» **To be done**:
Single out each line with the word "name" and copy it.

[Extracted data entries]
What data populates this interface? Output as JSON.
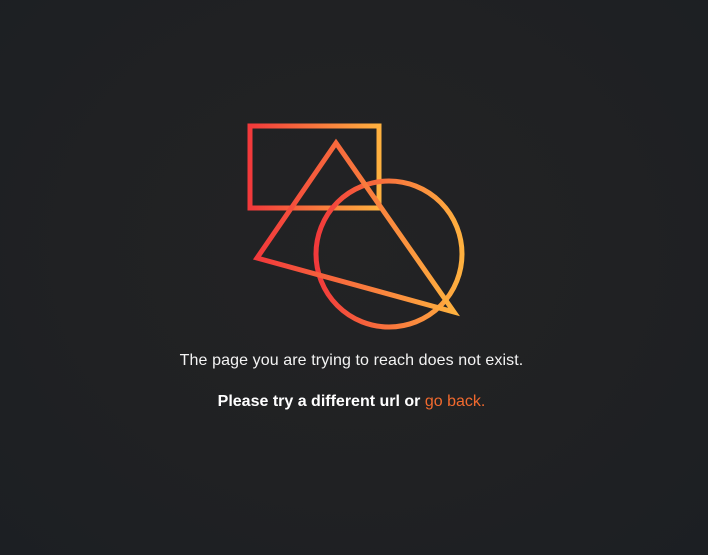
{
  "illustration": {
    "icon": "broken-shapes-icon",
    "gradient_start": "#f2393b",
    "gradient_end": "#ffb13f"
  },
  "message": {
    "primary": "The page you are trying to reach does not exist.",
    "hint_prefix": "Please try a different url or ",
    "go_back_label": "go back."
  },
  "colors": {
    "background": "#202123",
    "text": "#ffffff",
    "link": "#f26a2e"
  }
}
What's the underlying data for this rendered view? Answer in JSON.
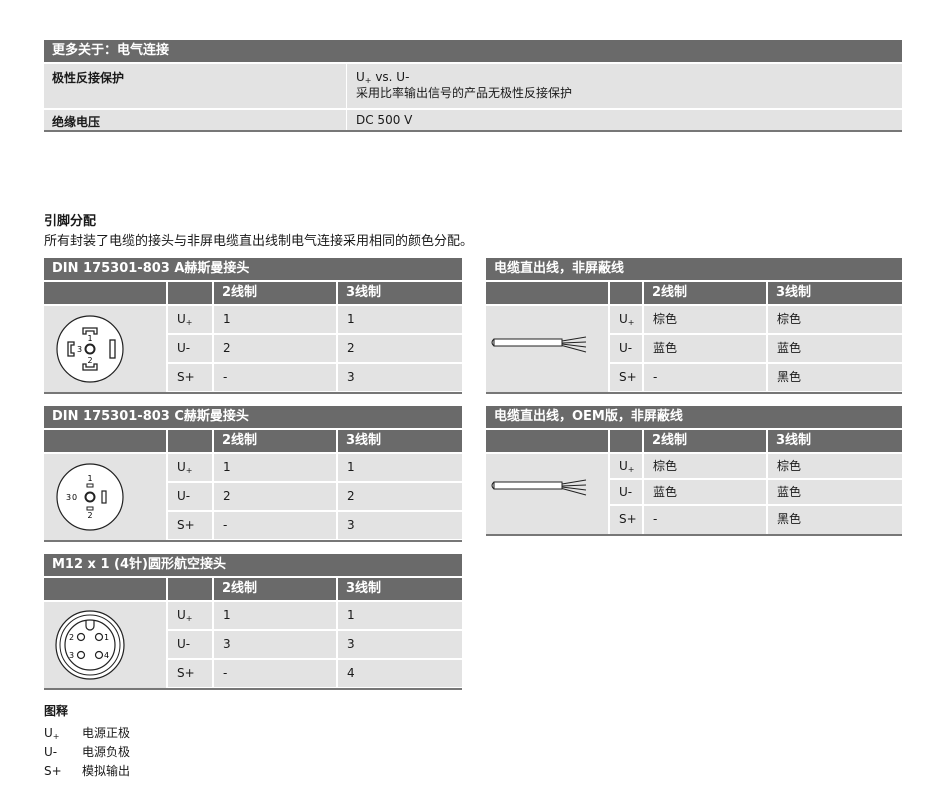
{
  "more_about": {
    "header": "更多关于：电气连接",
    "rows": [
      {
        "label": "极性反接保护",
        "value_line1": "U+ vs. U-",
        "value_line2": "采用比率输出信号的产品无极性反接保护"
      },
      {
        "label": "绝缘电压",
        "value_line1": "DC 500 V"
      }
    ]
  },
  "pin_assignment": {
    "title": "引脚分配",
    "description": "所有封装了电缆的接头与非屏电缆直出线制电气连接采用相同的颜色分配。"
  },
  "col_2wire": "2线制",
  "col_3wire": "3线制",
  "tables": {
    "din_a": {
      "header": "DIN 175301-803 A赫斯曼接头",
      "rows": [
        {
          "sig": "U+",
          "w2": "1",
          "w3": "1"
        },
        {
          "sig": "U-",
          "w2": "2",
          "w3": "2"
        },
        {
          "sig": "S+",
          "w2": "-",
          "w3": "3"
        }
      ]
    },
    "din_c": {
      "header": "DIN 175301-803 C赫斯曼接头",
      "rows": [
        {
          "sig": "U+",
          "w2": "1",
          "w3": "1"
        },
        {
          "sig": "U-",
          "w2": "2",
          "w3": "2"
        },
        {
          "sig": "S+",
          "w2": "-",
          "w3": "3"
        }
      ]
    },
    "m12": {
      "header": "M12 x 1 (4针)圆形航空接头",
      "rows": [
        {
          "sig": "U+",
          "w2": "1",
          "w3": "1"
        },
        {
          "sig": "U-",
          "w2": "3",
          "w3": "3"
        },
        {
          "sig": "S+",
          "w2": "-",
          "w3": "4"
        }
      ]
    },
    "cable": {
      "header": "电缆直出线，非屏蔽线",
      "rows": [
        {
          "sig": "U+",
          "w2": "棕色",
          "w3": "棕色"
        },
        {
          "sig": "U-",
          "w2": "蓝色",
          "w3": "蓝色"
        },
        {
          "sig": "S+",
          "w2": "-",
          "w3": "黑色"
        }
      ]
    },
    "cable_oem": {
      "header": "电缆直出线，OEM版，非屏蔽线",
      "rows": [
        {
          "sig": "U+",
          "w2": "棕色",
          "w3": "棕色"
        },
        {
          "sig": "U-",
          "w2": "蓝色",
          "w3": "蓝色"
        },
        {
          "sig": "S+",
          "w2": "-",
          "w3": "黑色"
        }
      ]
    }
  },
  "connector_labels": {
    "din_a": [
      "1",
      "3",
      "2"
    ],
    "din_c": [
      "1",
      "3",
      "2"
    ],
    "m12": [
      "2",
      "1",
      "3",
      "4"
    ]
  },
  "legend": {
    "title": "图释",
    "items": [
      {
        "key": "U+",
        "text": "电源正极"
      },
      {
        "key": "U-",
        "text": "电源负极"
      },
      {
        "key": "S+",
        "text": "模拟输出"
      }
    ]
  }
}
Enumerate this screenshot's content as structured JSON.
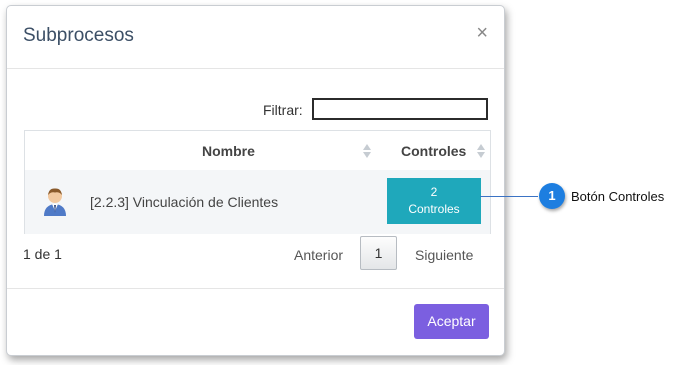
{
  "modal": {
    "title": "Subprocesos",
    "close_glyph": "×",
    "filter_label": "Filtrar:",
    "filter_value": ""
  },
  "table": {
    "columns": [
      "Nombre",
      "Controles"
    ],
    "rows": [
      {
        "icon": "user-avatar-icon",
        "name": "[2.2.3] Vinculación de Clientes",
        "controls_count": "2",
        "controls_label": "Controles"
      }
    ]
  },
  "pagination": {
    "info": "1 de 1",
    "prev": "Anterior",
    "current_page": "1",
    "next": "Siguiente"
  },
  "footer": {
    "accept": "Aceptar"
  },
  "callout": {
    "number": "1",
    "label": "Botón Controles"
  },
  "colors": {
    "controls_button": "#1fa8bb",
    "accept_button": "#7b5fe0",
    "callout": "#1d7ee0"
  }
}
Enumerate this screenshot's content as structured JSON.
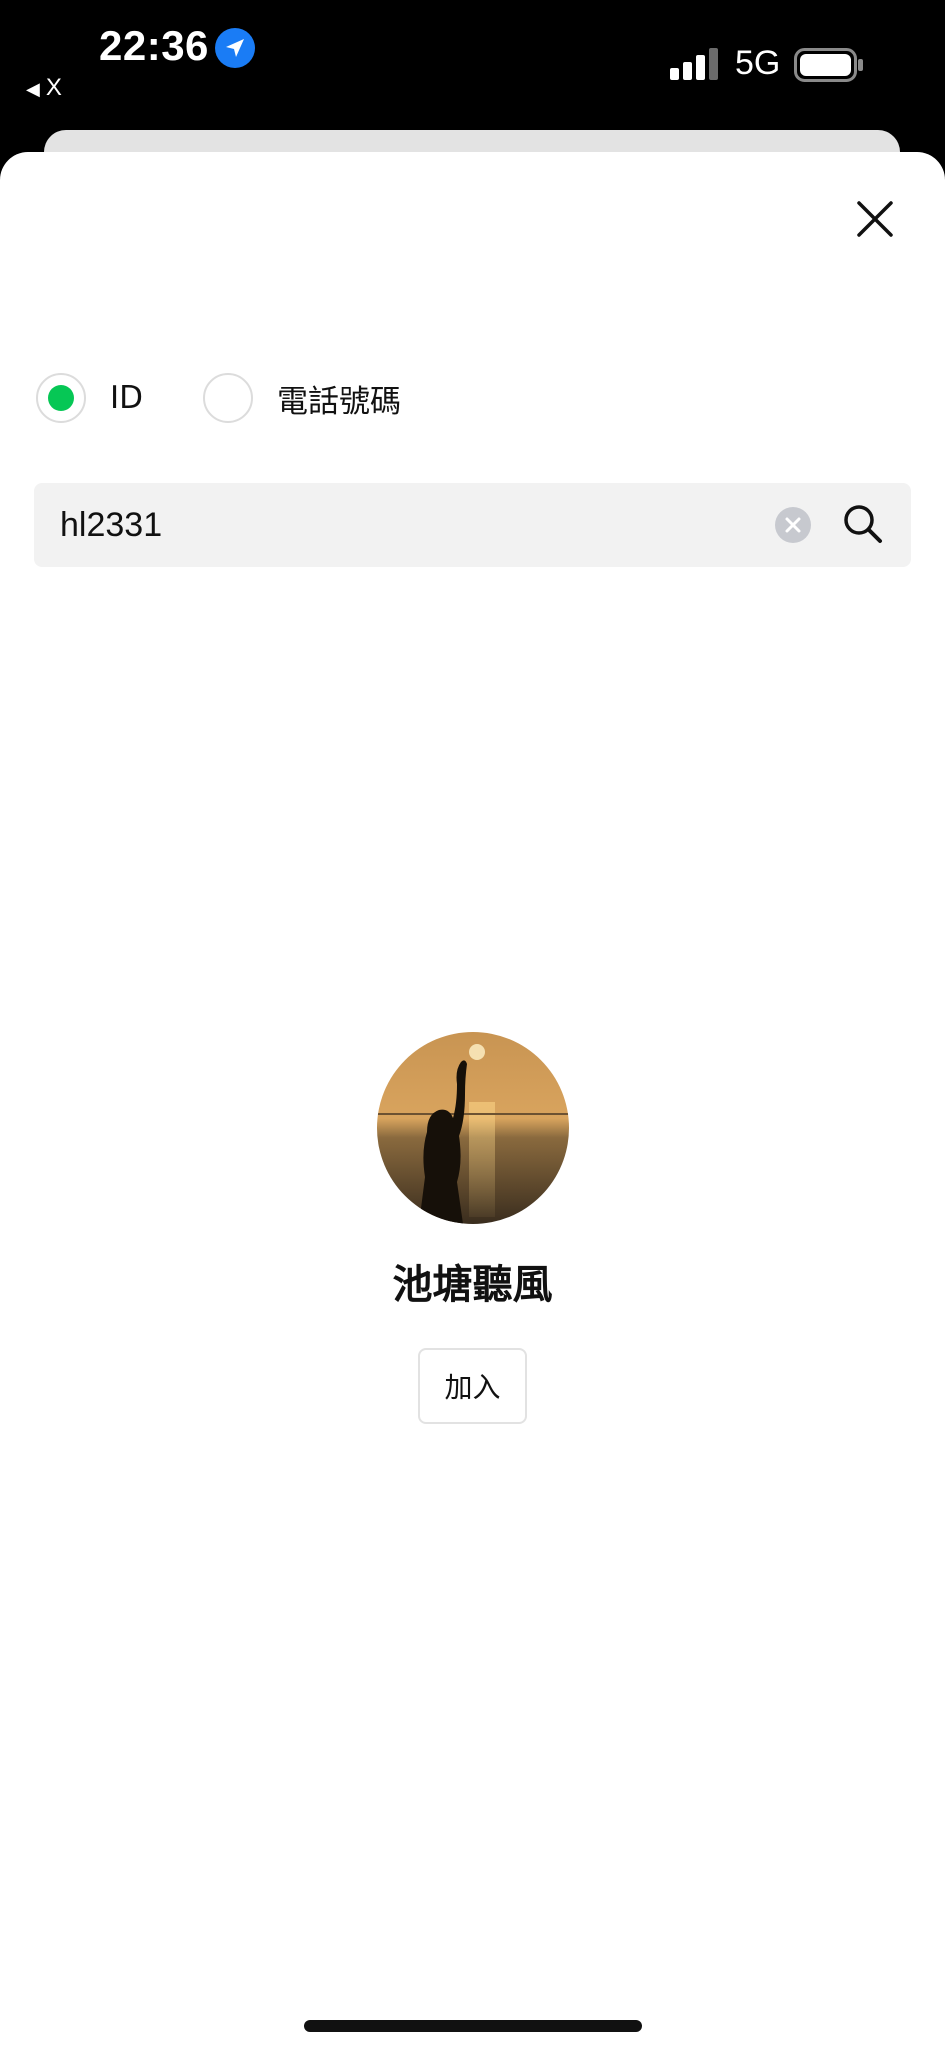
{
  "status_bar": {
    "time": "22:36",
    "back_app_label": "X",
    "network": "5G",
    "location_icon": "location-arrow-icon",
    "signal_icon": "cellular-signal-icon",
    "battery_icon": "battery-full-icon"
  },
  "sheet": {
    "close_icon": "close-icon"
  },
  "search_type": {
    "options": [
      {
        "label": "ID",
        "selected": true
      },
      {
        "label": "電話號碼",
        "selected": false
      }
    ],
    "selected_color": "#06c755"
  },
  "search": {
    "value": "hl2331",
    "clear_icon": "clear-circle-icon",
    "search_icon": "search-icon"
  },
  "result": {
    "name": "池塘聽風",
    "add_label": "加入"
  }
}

» **Response**:
        "name": "[2.2.3] Vinculación de Clientes",
    "name": "池塘聽風",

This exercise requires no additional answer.